> _SHORT TASK_:
Retype the material below. Keep every word exactly as it is.
________________________________________
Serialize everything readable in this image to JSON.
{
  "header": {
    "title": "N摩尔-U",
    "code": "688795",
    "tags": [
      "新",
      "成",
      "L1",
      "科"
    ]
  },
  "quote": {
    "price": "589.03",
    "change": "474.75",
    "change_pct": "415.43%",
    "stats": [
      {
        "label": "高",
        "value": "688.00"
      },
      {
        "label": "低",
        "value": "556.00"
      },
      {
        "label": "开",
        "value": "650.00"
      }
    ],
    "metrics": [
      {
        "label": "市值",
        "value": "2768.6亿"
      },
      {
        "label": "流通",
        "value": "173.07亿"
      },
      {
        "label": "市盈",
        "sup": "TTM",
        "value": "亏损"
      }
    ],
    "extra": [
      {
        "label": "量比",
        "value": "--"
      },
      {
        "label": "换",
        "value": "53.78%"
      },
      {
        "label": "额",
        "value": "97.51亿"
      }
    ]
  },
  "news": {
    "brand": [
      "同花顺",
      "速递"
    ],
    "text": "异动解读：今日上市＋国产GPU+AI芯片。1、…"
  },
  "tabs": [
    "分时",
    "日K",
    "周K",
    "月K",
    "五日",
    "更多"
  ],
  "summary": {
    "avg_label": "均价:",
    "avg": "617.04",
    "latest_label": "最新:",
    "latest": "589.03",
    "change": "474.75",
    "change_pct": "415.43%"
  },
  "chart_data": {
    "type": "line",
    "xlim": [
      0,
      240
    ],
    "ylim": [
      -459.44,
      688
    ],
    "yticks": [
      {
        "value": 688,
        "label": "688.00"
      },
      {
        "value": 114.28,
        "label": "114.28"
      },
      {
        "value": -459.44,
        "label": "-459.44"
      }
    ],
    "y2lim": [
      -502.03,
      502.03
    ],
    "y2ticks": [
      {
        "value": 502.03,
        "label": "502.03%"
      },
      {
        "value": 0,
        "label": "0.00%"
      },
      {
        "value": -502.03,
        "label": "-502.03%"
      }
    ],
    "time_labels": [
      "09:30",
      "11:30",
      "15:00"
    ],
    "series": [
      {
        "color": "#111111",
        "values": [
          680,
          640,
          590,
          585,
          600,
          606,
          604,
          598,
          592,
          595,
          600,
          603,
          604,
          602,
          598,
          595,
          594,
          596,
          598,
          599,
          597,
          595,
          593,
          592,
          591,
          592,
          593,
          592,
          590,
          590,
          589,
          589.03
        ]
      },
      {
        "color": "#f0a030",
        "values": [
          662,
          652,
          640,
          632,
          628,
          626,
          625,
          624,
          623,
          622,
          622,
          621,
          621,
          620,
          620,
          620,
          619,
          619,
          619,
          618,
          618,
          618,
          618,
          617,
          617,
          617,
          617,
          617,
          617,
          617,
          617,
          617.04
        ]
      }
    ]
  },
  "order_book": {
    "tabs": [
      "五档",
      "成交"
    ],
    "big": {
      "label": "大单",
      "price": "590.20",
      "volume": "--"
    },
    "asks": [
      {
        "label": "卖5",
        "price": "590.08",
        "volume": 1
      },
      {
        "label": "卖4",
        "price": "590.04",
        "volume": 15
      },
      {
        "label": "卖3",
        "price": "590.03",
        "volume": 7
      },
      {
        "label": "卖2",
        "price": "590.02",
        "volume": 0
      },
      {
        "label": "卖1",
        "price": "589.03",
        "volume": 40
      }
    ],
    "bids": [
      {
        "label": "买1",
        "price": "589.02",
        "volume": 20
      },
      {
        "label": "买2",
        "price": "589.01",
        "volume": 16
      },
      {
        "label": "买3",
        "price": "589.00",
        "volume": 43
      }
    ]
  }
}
________________________________________
> _WRITTEN ANSWER_:
Serialize everything readable in this image to JSON.
{
  "header": {
    "title": "N摩尔-U",
    "code": "688795",
    "tags": [
      "新",
      "成",
      "L1",
      "科"
    ]
  },
  "quote": {
    "price": "589.03",
    "change": "474.75",
    "change_pct": "415.43%",
    "stats": [
      {
        "label": "高",
        "value": "688.00"
      },
      {
        "label": "低",
        "value": "556.00"
      },
      {
        "label": "开",
        "value": "650.00"
      }
    ],
    "metrics": [
      {
        "label": "市值",
        "value": "2768.6亿"
      },
      {
        "label": "流通",
        "value": "173.07亿"
      },
      {
        "label": "市盈",
        "sup": "TTM",
        "value": "亏损"
      }
    ],
    "extra": [
      {
        "label": "量比",
        "value": "--"
      },
      {
        "label": "换",
        "value": "53.78%"
      },
      {
        "label": "额",
        "value": "97.51亿"
      }
    ]
  },
  "news": {
    "brand": [
      "同花顺",
      "速递"
    ],
    "text": "异动解读：今日上市＋国产GPU+AI芯片。1、…"
  },
  "tabs": [
    "分时",
    "日K",
    "周K",
    "月K",
    "五日",
    "更多"
  ],
  "summary": {
    "avg_label": "均价:",
    "avg": "617.04",
    "latest_label": "最新:",
    "latest": "589.03",
    "change": "474.75",
    "change_pct": "415.43%"
  },
  "chart_data": {
    "type": "line",
    "xlim": [
      0,
      240
    ],
    "ylim": [
      -459.44,
      688
    ],
    "yticks": [
      {
        "value": 688,
        "label": "688.00"
      },
      {
        "value": 114.28,
        "label": "114.28"
      },
      {
        "value": -459.44,
        "label": "-459.44"
      }
    ],
    "y2lim": [
      -502.03,
      502.03
    ],
    "y2ticks": [
      {
        "value": 502.03,
        "label": "502.03%"
      },
      {
        "value": 0,
        "label": "0.00%"
      },
      {
        "value": -502.03,
        "label": "-502.03%"
      }
    ],
    "time_labels": [
      "09:30",
      "11:30",
      "15:00"
    ],
    "series": [
      {
        "color": "#111111",
        "values": [
          680,
          640,
          590,
          585,
          600,
          606,
          604,
          598,
          592,
          595,
          600,
          603,
          604,
          602,
          598,
          595,
          594,
          596,
          598,
          599,
          597,
          595,
          593,
          592,
          591,
          592,
          593,
          592,
          590,
          590,
          589,
          589.03
        ]
      },
      {
        "color": "#f0a030",
        "values": [
          662,
          652,
          640,
          632,
          628,
          626,
          625,
          624,
          623,
          622,
          622,
          621,
          621,
          620,
          620,
          620,
          619,
          619,
          619,
          618,
          618,
          618,
          618,
          617,
          617,
          617,
          617,
          617,
          617,
          617,
          617,
          617.04
        ]
      }
    ]
  },
  "order_book": {
    "tabs": [
      "五档",
      "成交"
    ],
    "big": {
      "label": "大单",
      "price": "590.20",
      "volume": "--"
    },
    "asks": [
      {
        "label": "卖5",
        "price": "590.08",
        "volume": 1
      },
      {
        "label": "卖4",
        "price": "590.04",
        "volume": 15
      },
      {
        "label": "卖3",
        "price": "590.03",
        "volume": 7
      },
      {
        "label": "卖2",
        "price": "590.02",
        "volume": 0
      },
      {
        "label": "卖1",
        "price": "589.03",
        "volume": 40
      }
    ],
    "bids": [
      {
        "label": "买1",
        "price": "589.02",
        "volume": 20
      },
      {
        "label": "买2",
        "price": "589.01",
        "volume": 16
      },
      {
        "label": "买3",
        "price": "589.00",
        "volume": 43
      }
    ]
  }
}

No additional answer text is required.